> **EXERCISE BRIEF**:
Pick out the lines containing "произведения".

> **RECORDS FOR THE EXERCISE**:
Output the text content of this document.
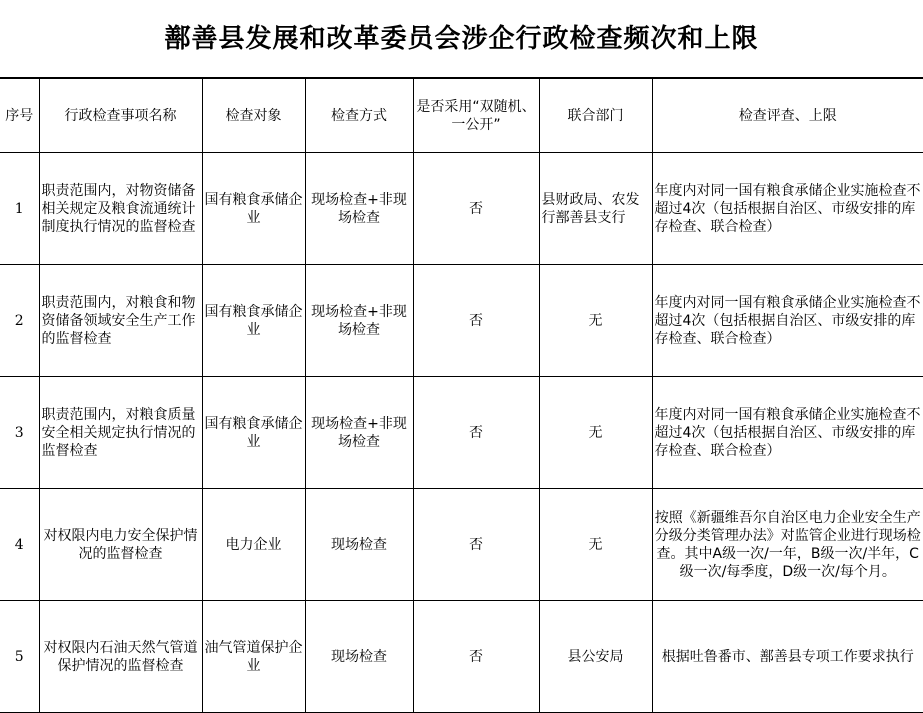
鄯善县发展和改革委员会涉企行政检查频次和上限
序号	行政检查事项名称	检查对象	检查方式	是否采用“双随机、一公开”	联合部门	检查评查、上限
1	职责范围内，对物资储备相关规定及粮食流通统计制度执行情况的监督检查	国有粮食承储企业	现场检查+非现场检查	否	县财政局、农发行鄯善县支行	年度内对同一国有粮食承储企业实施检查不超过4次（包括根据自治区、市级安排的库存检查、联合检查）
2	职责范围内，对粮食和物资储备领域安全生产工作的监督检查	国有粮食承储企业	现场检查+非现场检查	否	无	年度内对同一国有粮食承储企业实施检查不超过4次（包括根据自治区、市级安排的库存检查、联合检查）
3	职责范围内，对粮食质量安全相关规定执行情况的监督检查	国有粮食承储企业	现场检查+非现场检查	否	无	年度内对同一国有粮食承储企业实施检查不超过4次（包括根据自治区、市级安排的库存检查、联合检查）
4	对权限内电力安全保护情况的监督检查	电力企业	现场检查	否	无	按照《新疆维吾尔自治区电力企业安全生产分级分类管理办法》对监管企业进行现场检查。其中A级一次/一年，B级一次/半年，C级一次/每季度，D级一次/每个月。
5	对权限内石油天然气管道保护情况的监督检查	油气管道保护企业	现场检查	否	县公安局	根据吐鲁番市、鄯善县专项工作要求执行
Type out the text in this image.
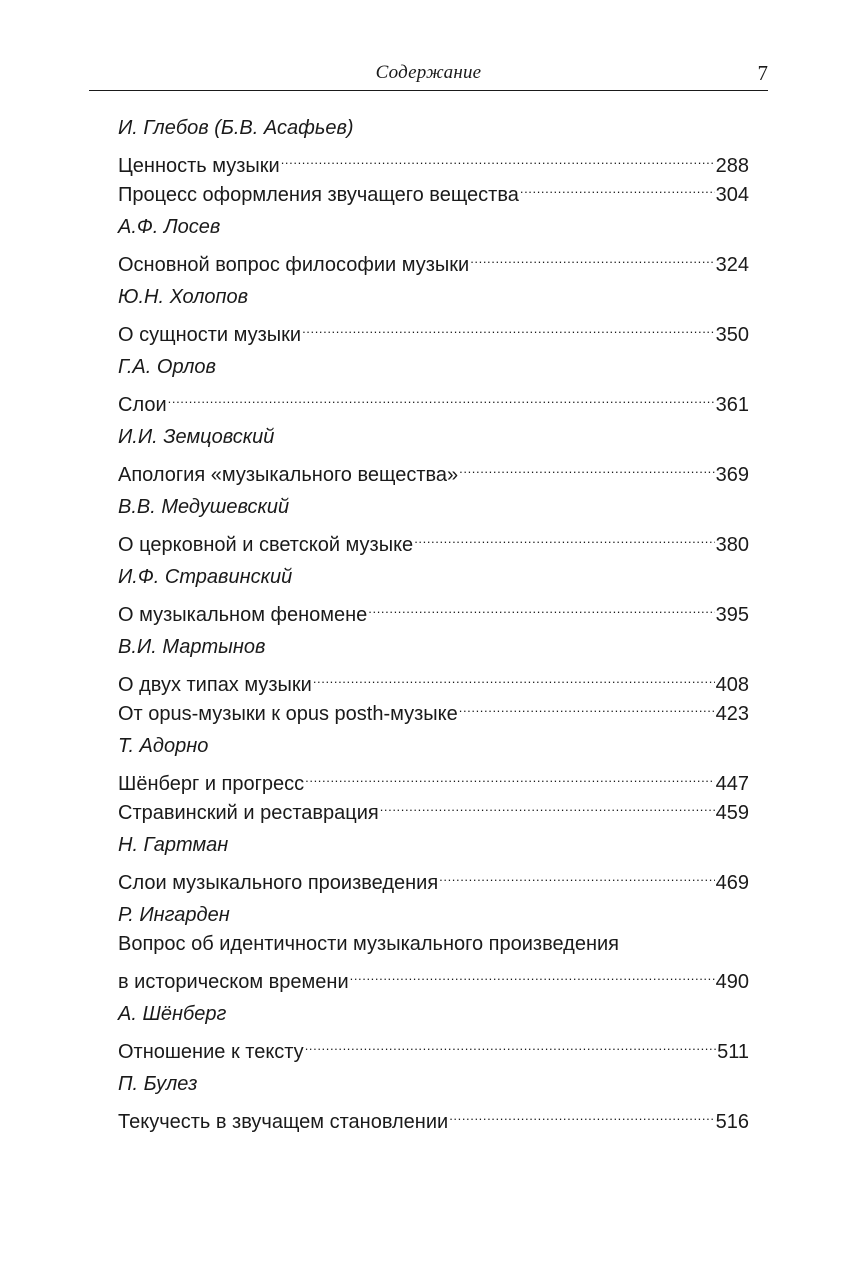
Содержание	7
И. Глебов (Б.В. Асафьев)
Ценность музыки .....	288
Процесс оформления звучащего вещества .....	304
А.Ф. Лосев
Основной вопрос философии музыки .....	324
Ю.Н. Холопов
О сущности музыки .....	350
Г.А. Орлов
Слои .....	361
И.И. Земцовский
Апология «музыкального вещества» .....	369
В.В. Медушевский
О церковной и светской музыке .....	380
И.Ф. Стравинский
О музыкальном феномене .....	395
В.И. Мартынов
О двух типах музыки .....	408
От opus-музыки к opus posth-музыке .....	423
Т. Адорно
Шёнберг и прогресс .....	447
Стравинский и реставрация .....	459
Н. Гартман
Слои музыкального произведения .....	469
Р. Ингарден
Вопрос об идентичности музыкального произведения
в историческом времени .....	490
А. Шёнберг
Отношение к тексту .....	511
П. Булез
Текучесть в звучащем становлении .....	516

> **WRITTEN ANSWER**:
Слои музыкального произведения .....	469
Вопрос об идентичности музыкального произведения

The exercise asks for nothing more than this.